§ **Exercise requirements**
Each line below is to be written out in full, exactly as shown.

§ **Exercise materials**

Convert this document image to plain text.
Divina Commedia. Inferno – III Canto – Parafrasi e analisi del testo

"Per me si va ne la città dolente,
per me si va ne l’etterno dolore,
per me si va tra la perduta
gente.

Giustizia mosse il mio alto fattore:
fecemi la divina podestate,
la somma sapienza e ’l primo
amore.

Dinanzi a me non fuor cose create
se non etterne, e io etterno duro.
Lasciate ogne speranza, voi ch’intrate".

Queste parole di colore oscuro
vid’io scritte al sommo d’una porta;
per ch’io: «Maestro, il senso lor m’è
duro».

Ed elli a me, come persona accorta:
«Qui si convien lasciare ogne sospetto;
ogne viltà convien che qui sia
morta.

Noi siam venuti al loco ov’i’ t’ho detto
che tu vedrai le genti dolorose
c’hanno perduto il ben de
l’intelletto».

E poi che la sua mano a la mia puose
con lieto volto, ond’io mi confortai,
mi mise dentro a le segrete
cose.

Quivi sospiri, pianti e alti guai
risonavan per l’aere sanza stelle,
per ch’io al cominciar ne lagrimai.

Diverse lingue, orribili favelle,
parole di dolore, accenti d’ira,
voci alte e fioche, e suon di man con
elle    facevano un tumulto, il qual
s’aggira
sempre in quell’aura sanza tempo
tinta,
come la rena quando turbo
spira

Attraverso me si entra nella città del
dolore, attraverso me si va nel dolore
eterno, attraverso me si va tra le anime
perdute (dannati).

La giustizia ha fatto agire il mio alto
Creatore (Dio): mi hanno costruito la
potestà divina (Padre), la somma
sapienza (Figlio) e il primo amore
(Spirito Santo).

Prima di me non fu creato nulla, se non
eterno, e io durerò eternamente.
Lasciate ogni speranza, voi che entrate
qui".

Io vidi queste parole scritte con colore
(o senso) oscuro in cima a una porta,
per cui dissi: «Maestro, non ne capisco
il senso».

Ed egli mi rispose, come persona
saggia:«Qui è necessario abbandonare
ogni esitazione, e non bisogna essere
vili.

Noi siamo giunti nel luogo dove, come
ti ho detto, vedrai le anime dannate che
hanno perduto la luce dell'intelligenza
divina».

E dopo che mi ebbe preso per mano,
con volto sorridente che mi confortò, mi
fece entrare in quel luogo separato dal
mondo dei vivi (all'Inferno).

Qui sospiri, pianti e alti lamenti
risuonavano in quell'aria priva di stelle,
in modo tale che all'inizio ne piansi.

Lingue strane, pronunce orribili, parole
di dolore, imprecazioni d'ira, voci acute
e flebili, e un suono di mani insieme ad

§ **Written reply**
Convert this document image to plain text.
Divina Commedia. Inferno – III Canto – Parafrasi e analisi del testo

"Per me si va ne la città dolente,
per me si va ne l’etterno dolore,
per me si va tra la perduta
gente.

Giustizia mosse il mio alto fattore:
fecemi la divina podestate,
la somma sapienza e ’l primo
amore.

Dinanzi a me non fuor cose create
se non etterne, e io etterno duro.
Lasciate ogne speranza, voi ch’intrate".

Queste parole di colore oscuro
vid’io scritte al sommo d’una porta;
per ch’io: «Maestro, il senso lor m’è
duro».

Ed elli a me, come persona accorta:
«Qui si convien lasciare ogne sospetto;
ogne viltà convien che qui sia
morta.

Noi siam venuti al loco ov’i’ t’ho detto
che tu vedrai le genti dolorose
c’hanno perduto il ben de
l’intelletto».

E poi che la sua mano a la mia puose
con lieto volto, ond’io mi confortai,
mi mise dentro a le segrete
cose.

Quivi sospiri, pianti e alti guai
risonavan per l’aere sanza stelle,
per ch’io al cominciar ne lagrimai.

Diverse lingue, orribili favelle,
parole di dolore, accenti d’ira,
voci alte e fioche, e suon di man con
elle    facevano un tumulto, il qual
s’aggira
sempre in quell’aura sanza tempo
tinta,
come la rena quando turbo
spira

Attraverso me si entra nella città del
dolore, attraverso me si va nel dolore
eterno, attraverso me si va tra le anime
perdute (dannati).

La giustizia ha fatto agire il mio alto
Creatore (Dio): mi hanno costruito la
potestà divina (Padre), la somma
sapienza (Figlio) e il primo amore
(Spirito Santo).

Prima di me non fu creato nulla, se non
eterno, e io durerò eternamente.
Lasciate ogni speranza, voi che entrate
qui".

Io vidi queste parole scritte con colore
(o senso) oscuro in cima a una porta,
per cui dissi: «Maestro, non ne capisco
il senso».

Ed egli mi rispose, come persona
saggia:«Qui è necessario abbandonare
ogni esitazione, e non bisogna essere
vili.

Noi siamo giunti nel luogo dove, come
ti ho detto, vedrai le anime dannate che
hanno perduto la luce dell'intelligenza
divina».

E dopo che mi ebbe preso per mano,
con volto sorridente che mi confortò, mi
fece entrare in quel luogo separato dal
mondo dei vivi (all'Inferno).

Qui sospiri, pianti e alti lamenti
risuonavano in quell'aria priva di stelle,
in modo tale che all'inizio ne piansi.

Lingue strane, pronunce orribili, parole
di dolore, imprecazioni d'ira, voci acute
e flebili, e un suono di mani insieme ad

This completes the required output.